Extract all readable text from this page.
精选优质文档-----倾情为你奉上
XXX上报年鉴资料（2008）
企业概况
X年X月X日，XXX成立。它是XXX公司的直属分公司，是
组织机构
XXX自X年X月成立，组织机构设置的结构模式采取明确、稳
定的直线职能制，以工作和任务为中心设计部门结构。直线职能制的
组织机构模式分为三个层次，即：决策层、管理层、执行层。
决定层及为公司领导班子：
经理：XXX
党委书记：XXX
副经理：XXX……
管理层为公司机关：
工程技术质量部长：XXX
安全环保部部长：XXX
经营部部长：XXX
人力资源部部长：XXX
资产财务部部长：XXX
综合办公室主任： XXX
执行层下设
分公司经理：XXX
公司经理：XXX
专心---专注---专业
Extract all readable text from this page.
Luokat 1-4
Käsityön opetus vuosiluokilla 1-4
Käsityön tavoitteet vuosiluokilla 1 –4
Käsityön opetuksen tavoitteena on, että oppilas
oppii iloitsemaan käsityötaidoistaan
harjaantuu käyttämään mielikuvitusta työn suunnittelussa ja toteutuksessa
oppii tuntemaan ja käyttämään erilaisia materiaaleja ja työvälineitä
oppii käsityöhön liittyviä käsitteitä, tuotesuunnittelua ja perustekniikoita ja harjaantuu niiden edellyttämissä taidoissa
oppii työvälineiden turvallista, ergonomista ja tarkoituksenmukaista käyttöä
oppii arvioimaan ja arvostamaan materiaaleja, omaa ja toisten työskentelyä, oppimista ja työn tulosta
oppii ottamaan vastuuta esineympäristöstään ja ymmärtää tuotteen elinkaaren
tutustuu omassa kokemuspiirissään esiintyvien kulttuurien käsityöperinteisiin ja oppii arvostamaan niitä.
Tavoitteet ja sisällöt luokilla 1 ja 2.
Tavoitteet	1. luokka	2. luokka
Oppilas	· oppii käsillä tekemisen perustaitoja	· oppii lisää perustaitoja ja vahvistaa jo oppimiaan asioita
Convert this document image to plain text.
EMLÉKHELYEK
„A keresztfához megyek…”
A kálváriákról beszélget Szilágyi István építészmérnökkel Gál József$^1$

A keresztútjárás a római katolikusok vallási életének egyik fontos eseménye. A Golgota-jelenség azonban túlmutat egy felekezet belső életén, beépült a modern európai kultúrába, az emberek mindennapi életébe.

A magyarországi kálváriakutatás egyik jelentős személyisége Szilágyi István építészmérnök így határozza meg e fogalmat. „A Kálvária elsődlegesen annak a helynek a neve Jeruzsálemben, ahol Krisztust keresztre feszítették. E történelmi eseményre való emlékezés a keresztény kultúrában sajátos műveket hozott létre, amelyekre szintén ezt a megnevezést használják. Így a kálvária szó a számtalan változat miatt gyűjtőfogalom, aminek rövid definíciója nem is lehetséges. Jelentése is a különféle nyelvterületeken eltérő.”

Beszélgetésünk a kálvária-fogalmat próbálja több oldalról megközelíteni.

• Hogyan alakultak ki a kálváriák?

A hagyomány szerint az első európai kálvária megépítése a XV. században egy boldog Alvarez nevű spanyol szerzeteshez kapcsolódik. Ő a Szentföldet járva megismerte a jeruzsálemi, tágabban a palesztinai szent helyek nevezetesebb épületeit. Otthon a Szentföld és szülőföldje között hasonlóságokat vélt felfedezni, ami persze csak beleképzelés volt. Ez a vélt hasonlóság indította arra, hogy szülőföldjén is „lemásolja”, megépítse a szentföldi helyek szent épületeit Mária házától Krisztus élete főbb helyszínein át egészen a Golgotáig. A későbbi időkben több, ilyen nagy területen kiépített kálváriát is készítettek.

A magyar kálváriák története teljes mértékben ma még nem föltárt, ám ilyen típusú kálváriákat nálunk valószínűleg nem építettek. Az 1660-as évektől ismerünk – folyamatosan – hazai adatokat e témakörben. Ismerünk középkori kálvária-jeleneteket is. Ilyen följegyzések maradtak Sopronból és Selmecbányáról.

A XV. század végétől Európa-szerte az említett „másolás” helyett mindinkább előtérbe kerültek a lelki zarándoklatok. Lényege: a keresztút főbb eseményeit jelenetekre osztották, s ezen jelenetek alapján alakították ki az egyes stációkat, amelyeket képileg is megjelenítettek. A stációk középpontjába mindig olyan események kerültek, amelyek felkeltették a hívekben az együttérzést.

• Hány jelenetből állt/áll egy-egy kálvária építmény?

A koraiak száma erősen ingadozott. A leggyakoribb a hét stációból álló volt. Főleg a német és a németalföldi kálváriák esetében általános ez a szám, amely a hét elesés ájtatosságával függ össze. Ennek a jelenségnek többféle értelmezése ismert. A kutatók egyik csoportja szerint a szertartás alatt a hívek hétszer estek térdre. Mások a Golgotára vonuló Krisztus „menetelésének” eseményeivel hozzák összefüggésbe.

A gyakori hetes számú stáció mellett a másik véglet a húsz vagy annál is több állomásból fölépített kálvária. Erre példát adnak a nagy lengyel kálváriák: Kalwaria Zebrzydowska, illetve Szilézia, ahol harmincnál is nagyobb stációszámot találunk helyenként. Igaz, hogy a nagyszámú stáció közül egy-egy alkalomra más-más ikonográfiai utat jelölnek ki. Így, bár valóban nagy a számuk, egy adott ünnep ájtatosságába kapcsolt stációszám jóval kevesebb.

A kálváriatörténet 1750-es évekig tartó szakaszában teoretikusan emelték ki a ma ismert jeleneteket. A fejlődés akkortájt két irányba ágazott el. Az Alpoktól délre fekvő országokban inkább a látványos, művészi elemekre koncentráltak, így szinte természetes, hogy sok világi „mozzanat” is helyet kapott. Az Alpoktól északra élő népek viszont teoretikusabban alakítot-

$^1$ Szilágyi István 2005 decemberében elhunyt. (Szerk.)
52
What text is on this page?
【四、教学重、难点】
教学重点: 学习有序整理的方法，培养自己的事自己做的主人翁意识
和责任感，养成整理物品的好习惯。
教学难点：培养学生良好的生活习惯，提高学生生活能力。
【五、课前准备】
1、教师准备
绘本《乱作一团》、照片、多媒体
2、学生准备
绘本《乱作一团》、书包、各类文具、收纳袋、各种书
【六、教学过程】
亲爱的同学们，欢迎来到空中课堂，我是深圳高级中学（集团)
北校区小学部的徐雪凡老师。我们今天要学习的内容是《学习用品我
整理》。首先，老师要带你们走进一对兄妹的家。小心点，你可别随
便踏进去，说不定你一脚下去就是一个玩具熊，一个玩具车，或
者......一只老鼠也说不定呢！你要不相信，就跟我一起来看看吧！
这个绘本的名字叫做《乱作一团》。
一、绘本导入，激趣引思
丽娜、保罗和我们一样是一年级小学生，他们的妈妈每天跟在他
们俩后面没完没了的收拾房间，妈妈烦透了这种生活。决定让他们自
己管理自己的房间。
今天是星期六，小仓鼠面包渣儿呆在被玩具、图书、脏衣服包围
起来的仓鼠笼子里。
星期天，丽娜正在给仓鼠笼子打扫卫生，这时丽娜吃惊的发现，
-- -- --
▶ **Task details**
From the data above, copy each line that holds "egyik".

▶ **Answer to this exercise**
A keresztútjárás a római katolikusok vallási életének egyik fontos eseménye. A Golgota-jelenség azonban túlmutat egy felekezet belső életén, beépült a modern európai kultúrába, az emberek mindennapi életébe.
A magyarországi kálváriakutatás egyik jelentős személyisége Szilágyi István építészmérnök így határozza meg e fogalmat. „A Kálvária elsődlegesen annak a helynek a neve Jeruzsálemben, ahol Krisztust keresztre feszítették. E történelmi eseményre való emlékezés a keresztény kultúrában sajátos műveket hozott létre, amelyekre szintén ezt a megnevezést használják. Így a kálvária szó a számtalan változat miatt gyűjtőfogalom, aminek rövid definíciója nem is lehetséges. Jelentése is a különféle nyelvterületeken eltérő.”
A koraiak száma erősen ingadozott. A leggyakoribb a hét stációból álló volt. Főleg a német és a németalföldi kálváriák esetében általános ez a szám, amely a hét elesés ájtatosságával függ össze. Ennek a jelenségnek többféle értelmezése ismert. A kutatók egyik csoportja szerint a szertartás alatt a hívek hétszer estek térdre. Mások a Golgotára vonuló Krisztus „menetelésének” eseményeivel hozzák összefüggésbe.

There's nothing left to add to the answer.